**Instructions for the task**: Skip any picture you find and retype all the remaining lines exactly.

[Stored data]
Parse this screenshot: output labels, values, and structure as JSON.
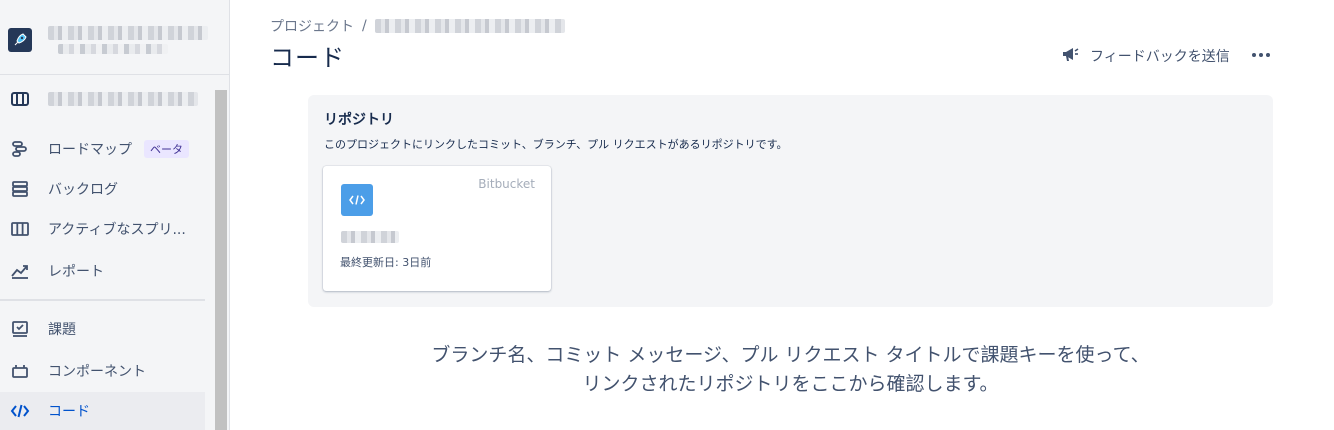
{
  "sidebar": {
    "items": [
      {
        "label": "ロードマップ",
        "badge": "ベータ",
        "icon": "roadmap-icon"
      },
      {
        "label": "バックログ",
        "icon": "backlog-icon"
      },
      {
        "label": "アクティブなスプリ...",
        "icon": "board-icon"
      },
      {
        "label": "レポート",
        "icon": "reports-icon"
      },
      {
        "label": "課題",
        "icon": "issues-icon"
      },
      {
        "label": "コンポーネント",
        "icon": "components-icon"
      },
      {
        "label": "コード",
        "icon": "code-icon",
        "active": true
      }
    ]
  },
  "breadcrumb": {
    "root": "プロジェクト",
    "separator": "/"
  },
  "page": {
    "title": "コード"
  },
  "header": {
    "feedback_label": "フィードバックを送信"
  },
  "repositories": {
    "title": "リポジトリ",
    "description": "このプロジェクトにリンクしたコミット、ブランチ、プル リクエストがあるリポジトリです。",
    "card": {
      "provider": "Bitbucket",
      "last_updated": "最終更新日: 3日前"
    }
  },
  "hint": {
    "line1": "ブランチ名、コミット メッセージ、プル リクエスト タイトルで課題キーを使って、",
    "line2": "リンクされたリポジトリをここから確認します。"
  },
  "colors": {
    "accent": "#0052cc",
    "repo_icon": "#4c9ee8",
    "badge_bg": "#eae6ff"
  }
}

**Reply to the task**:
Parse this screenshot: output labels, values, and structure as JSON.
{
  "sidebar": {
    "items": [
      {
        "label": "ロードマップ",
        "badge": "ベータ",
        "icon": "roadmap-icon"
      },
      {
        "label": "バックログ",
        "icon": "backlog-icon"
      },
      {
        "label": "アクティブなスプリ...",
        "icon": "board-icon"
      },
      {
        "label": "レポート",
        "icon": "reports-icon"
      },
      {
        "label": "課題",
        "icon": "issues-icon"
      },
      {
        "label": "コンポーネント",
        "icon": "components-icon"
      },
      {
        "label": "コード",
        "icon": "code-icon",
        "active": true
      }
    ]
  },
  "breadcrumb": {
    "root": "プロジェクト",
    "separator": "/"
  },
  "page": {
    "title": "コード"
  },
  "header": {
    "feedback_label": "フィードバックを送信"
  },
  "repositories": {
    "title": "リポジトリ",
    "description": "このプロジェクトにリンクしたコミット、ブランチ、プル リクエストがあるリポジトリです。",
    "card": {
      "provider": "Bitbucket",
      "last_updated": "最終更新日: 3日前"
    }
  },
  "hint": {
    "line1": "ブランチ名、コミット メッセージ、プル リクエスト タイトルで課題キーを使って、",
    "line2": "リンクされたリポジトリをここから確認します。"
  },
  "colors": {
    "accent": "#0052cc",
    "repo_icon": "#4c9ee8",
    "badge_bg": "#eae6ff"
  }
}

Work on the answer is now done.